Each line of the material must be returned exactly.

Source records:
▬▬▬

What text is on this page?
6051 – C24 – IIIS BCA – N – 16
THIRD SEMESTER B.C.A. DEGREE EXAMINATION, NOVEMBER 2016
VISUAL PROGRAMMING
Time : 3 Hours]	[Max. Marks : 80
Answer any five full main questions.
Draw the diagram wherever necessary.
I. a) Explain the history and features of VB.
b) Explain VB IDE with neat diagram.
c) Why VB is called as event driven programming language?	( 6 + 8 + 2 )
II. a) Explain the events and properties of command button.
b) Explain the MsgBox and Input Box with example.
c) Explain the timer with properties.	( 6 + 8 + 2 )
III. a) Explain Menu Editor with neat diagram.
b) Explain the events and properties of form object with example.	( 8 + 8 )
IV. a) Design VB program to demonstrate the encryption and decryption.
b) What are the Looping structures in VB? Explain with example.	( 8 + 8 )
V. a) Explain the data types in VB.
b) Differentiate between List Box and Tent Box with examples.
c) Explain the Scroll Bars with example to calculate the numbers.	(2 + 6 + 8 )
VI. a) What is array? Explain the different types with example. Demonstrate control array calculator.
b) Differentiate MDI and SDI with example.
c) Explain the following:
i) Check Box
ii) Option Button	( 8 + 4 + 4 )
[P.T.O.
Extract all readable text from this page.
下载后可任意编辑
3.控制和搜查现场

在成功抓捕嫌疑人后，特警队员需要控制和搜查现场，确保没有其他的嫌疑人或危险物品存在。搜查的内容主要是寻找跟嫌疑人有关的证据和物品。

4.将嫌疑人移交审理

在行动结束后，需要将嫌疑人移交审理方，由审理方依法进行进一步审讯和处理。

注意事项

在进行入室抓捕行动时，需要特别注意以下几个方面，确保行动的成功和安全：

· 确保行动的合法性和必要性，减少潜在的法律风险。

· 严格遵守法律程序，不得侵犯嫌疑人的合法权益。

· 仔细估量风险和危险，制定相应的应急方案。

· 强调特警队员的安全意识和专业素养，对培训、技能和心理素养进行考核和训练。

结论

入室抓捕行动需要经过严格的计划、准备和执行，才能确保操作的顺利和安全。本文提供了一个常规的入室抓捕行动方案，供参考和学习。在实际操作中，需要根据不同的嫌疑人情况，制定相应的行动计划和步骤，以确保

▬▬▬

• **OUTPUT OF THE TASK**:
What text is on this page?
6051 – C24 – IIIS BCA – N – 16
THIRD SEMESTER B.C.A. DEGREE EXAMINATION, NOVEMBER 2016
VISUAL PROGRAMMING
Time : 3 Hours]	[Max. Marks : 80
Answer any five full main questions.
Draw the diagram wherever necessary.
I. a) Explain the history and features of VB.
b) Explain VB IDE with neat diagram.
c) Why VB is called as event driven programming language?	( 6 + 8 + 2 )
II. a) Explain the events and properties of command button.
b) Explain the MsgBox and Input Box with example.
c) Explain the timer with properties.	( 6 + 8 + 2 )
III. a) Explain Menu Editor with neat diagram.
b) Explain the events and properties of form object with example.	( 8 + 8 )
IV. a) Design VB program to demonstrate the encryption and decryption.
b) What are the Looping structures in VB? Explain with example.	( 8 + 8 )
V. a) Explain the data types in VB.
b) Differentiate between List Box and Tent Box with examples.
c) Explain the Scroll Bars with example to calculate the numbers.	(2 + 6 + 8 )
VI. a) What is array? Explain the different types with example. Demonstrate control array calculator.
b) Differentiate MDI and SDI with example.
c) Explain the following:
i) Check Box
ii) Option Button	( 8 + 4 + 4 )
[P.T.O.
Extract all readable text from this page.
下载后可任意编辑
3.控制和搜查现场

在成功抓捕嫌疑人后，特警队员需要控制和搜查现场，确保没有其他的嫌疑人或危险物品存在。搜查的内容主要是寻找跟嫌疑人有关的证据和物品。

4.将嫌疑人移交审理

在行动结束后，需要将嫌疑人移交审理方，由审理方依法进行进一步审讯和处理。

注意事项

在进行入室抓捕行动时，需要特别注意以下几个方面，确保行动的成功和安全：

· 确保行动的合法性和必要性，减少潜在的法律风险。

· 严格遵守法律程序，不得侵犯嫌疑人的合法权益。

· 仔细估量风险和危险，制定相应的应急方案。

· 强调特警队员的安全意识和专业素养，对培训、技能和心理素养进行考核和训练。

结论

入室抓捕行动需要经过严格的计划、准备和执行，才能确保操作的顺利和安全。本文提供了一个常规的入室抓捕行动方案，供参考和学习。在实际操作中，需要根据不同的嫌疑人情况，制定相应的行动计划和步骤，以确保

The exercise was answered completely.